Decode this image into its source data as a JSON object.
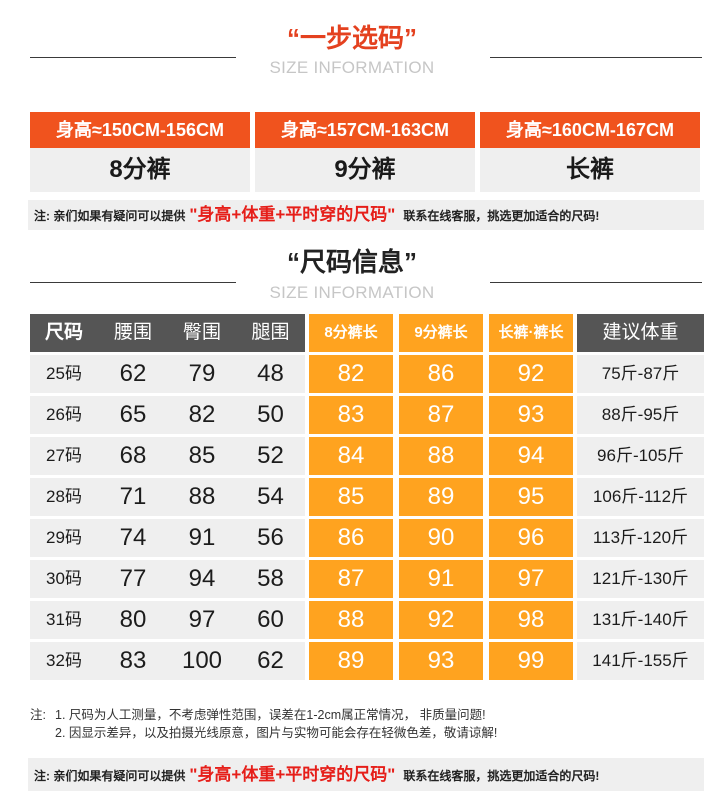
{
  "size_selection": {
    "title": "“一步选码”",
    "subtitle": "SIZE INFORMATION",
    "options": [
      {
        "height": "身高≈150CM-156CM",
        "length": "8分裤"
      },
      {
        "height": "身高≈157CM-163CM",
        "length": "9分裤"
      },
      {
        "height": "身高≈160CM-167CM",
        "length": "长裤"
      }
    ],
    "note": {
      "prefix": "注: 亲们如果有疑问可以提供",
      "highlight": "\"身高+体重+平时穿的尺码\"",
      "suffix": "联系在线客服，挑选更加适合的尺码!"
    }
  },
  "size_info": {
    "title": "“尺码信息”",
    "subtitle": "SIZE INFORMATION"
  },
  "size_table": {
    "headers": {
      "size": "尺码",
      "waist": "腰围",
      "hip": "臀围",
      "thigh": "腿围",
      "len_8": "8分裤长",
      "len_9": "9分裤长",
      "len_full": "长裤·裤长",
      "weight": "建议体重"
    },
    "rows": [
      {
        "size": "25码",
        "waist": 62,
        "hip": 79,
        "thigh": 48,
        "len_8": 82,
        "len_9": 86,
        "len_full": 92,
        "weight": "75斤-87斤"
      },
      {
        "size": "26码",
        "waist": 65,
        "hip": 82,
        "thigh": 50,
        "len_8": 83,
        "len_9": 87,
        "len_full": 93,
        "weight": "88斤-95斤"
      },
      {
        "size": "27码",
        "waist": 68,
        "hip": 85,
        "thigh": 52,
        "len_8": 84,
        "len_9": 88,
        "len_full": 94,
        "weight": "96斤-105斤"
      },
      {
        "size": "28码",
        "waist": 71,
        "hip": 88,
        "thigh": 54,
        "len_8": 85,
        "len_9": 89,
        "len_full": 95,
        "weight": "106斤-112斤"
      },
      {
        "size": "29码",
        "waist": 74,
        "hip": 91,
        "thigh": 56,
        "len_8": 86,
        "len_9": 90,
        "len_full": 96,
        "weight": "113斤-120斤"
      },
      {
        "size": "30码",
        "waist": 77,
        "hip": 94,
        "thigh": 58,
        "len_8": 87,
        "len_9": 91,
        "len_full": 97,
        "weight": "121斤-130斤"
      },
      {
        "size": "31码",
        "waist": 80,
        "hip": 97,
        "thigh": 60,
        "len_8": 88,
        "len_9": 92,
        "len_full": 98,
        "weight": "131斤-140斤"
      },
      {
        "size": "32码",
        "waist": 83,
        "hip": 100,
        "thigh": 62,
        "len_8": 89,
        "len_9": 93,
        "len_full": 99,
        "weight": "141斤-155斤"
      }
    ]
  },
  "notes": {
    "label": "注:",
    "items": [
      "1. 尺码为人工测量，不考虑弹性范围，误差在1-2cm属正常情况， 非质量问题!",
      "2. 因显示差异，以及拍摄光线原意，图片与实物可能会存在轻微色差，敬请谅解!"
    ]
  },
  "footer_note": {
    "prefix": "注: 亲们如果有疑问可以提供",
    "highlight": "\"身高+体重+平时穿的尺码\"",
    "suffix": "联系在线客服，挑选更加适合的尺码!"
  },
  "colors": {
    "title_red": "#e4411f",
    "header_orange": "#f0531e",
    "column_orange": "#ffa31f",
    "header_gray": "#555555",
    "highlight_red": "#e61e19"
  }
}
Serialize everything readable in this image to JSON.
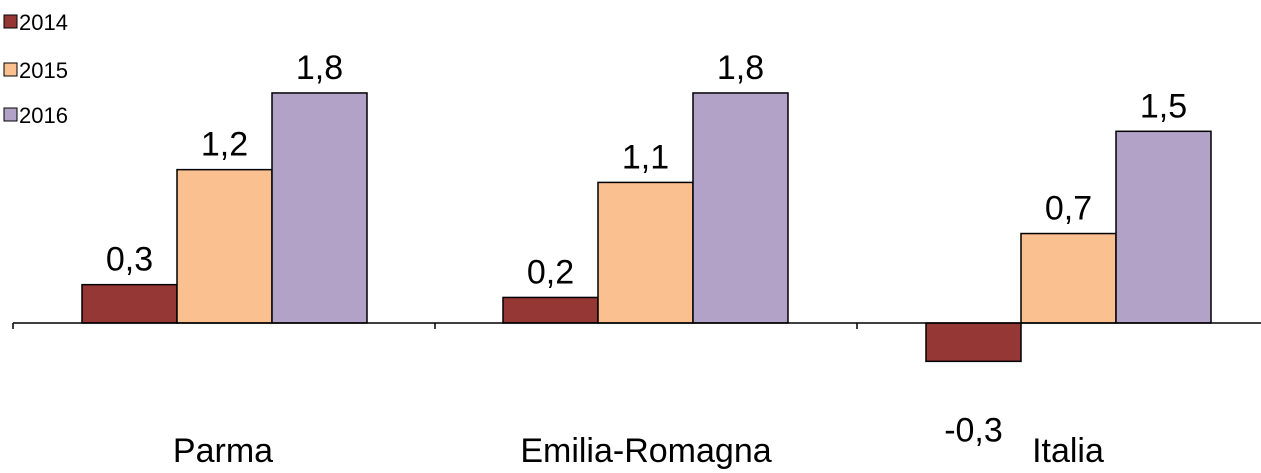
{
  "chart_data": {
    "type": "bar",
    "categories": [
      "Parma",
      "Emilia-Romagna",
      "Italia"
    ],
    "series": [
      {
        "name": "2014",
        "values": [
          0.3,
          0.2,
          -0.3
        ],
        "labels": [
          "0,3",
          "0,2",
          "-0,3"
        ],
        "color": "#953735"
      },
      {
        "name": "2015",
        "values": [
          1.2,
          1.1,
          0.7
        ],
        "labels": [
          "1,2",
          "1,1",
          "0,7"
        ],
        "color": "#FAC090"
      },
      {
        "name": "2016",
        "values": [
          1.8,
          1.8,
          1.5
        ],
        "labels": [
          "1,8",
          "1,8",
          "1,5"
        ],
        "color": "#B3A2C7"
      }
    ],
    "title": "",
    "xlabel": "",
    "ylabel": "",
    "ylim": [
      -0.5,
      2.1
    ],
    "grid": false,
    "legend": "top-left"
  }
}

__PROBLEM STATEMENT__: Copy out all the records exactly, excluding pictures.

__RESPONSE TO THIS EXERCISE__:
Decode this image into its source data as a JSON object.
{
  "size_selection": {
    "title": "“一步选码”",
    "subtitle": "SIZE INFORMATION",
    "options": [
      {
        "height": "身高≈150CM-156CM",
        "length": "8分裤"
      },
      {
        "height": "身高≈157CM-163CM",
        "length": "9分裤"
      },
      {
        "height": "身高≈160CM-167CM",
        "length": "长裤"
      }
    ],
    "note": {
      "prefix": "注: 亲们如果有疑问可以提供",
      "highlight": "\"身高+体重+平时穿的尺码\"",
      "suffix": "联系在线客服，挑选更加适合的尺码!"
    }
  },
  "size_info": {
    "title": "“尺码信息”",
    "subtitle": "SIZE INFORMATION"
  },
  "size_table": {
    "headers": {
      "size": "尺码",
      "waist": "腰围",
      "hip": "臀围",
      "thigh": "腿围",
      "len_8": "8分裤长",
      "len_9": "9分裤长",
      "len_full": "长裤·裤长",
      "weight": "建议体重"
    },
    "rows": [
      {
        "size": "25码",
        "waist": 62,
        "hip": 79,
        "thigh": 48,
        "len_8": 82,
        "len_9": 86,
        "len_full": 92,
        "weight": "75斤-87斤"
      },
      {
        "size": "26码",
        "waist": 65,
        "hip": 82,
        "thigh": 50,
        "len_8": 83,
        "len_9": 87,
        "len_full": 93,
        "weight": "88斤-95斤"
      },
      {
        "size": "27码",
        "waist": 68,
        "hip": 85,
        "thigh": 52,
        "len_8": 84,
        "len_9": 88,
        "len_full": 94,
        "weight": "96斤-105斤"
      },
      {
        "size": "28码",
        "waist": 71,
        "hip": 88,
        "thigh": 54,
        "len_8": 85,
        "len_9": 89,
        "len_full": 95,
        "weight": "106斤-112斤"
      },
      {
        "size": "29码",
        "waist": 74,
        "hip": 91,
        "thigh": 56,
        "len_8": 86,
        "len_9": 90,
        "len_full": 96,
        "weight": "113斤-120斤"
      },
      {
        "size": "30码",
        "waist": 77,
        "hip": 94,
        "thigh": 58,
        "len_8": 87,
        "len_9": 91,
        "len_full": 97,
        "weight": "121斤-130斤"
      },
      {
        "size": "31码",
        "waist": 80,
        "hip": 97,
        "thigh": 60,
        "len_8": 88,
        "len_9": 92,
        "len_full": 98,
        "weight": "131斤-140斤"
      },
      {
        "size": "32码",
        "waist": 83,
        "hip": 100,
        "thigh": 62,
        "len_8": 89,
        "len_9": 93,
        "len_full": 99,
        "weight": "141斤-155斤"
      }
    ]
  },
  "notes": {
    "label": "注:",
    "items": [
      "1. 尺码为人工测量，不考虑弹性范围，误差在1-2cm属正常情况， 非质量问题!",
      "2. 因显示差异，以及拍摄光线原意，图片与实物可能会存在轻微色差，敬请谅解!"
    ]
  },
  "footer_note": {
    "prefix": "注: 亲们如果有疑问可以提供",
    "highlight": "\"身高+体重+平时穿的尺码\"",
    "suffix": "联系在线客服，挑选更加适合的尺码!"
  },
  "colors": {
    "title_red": "#e4411f",
    "header_orange": "#f0531e",
    "column_orange": "#ffa31f",
    "header_gray": "#555555",
    "highlight_red": "#e61e19"
  }
}
Serialize everything readable in this image to JSON.
{
  "chart_data": {
    "type": "bar",
    "categories": [
      "Parma",
      "Emilia-Romagna",
      "Italia"
    ],
    "series": [
      {
        "name": "2014",
        "values": [
          0.3,
          0.2,
          -0.3
        ],
        "labels": [
          "0,3",
          "0,2",
          "-0,3"
        ],
        "color": "#953735"
      },
      {
        "name": "2015",
        "values": [
          1.2,
          1.1,
          0.7
        ],
        "labels": [
          "1,2",
          "1,1",
          "0,7"
        ],
        "color": "#FAC090"
      },
      {
        "name": "2016",
        "values": [
          1.8,
          1.8,
          1.5
        ],
        "labels": [
          "1,8",
          "1,8",
          "1,5"
        ],
        "color": "#B3A2C7"
      }
    ],
    "title": "",
    "xlabel": "",
    "ylabel": "",
    "ylim": [
      -0.5,
      2.1
    ],
    "grid": false,
    "legend": "top-left"
  }
}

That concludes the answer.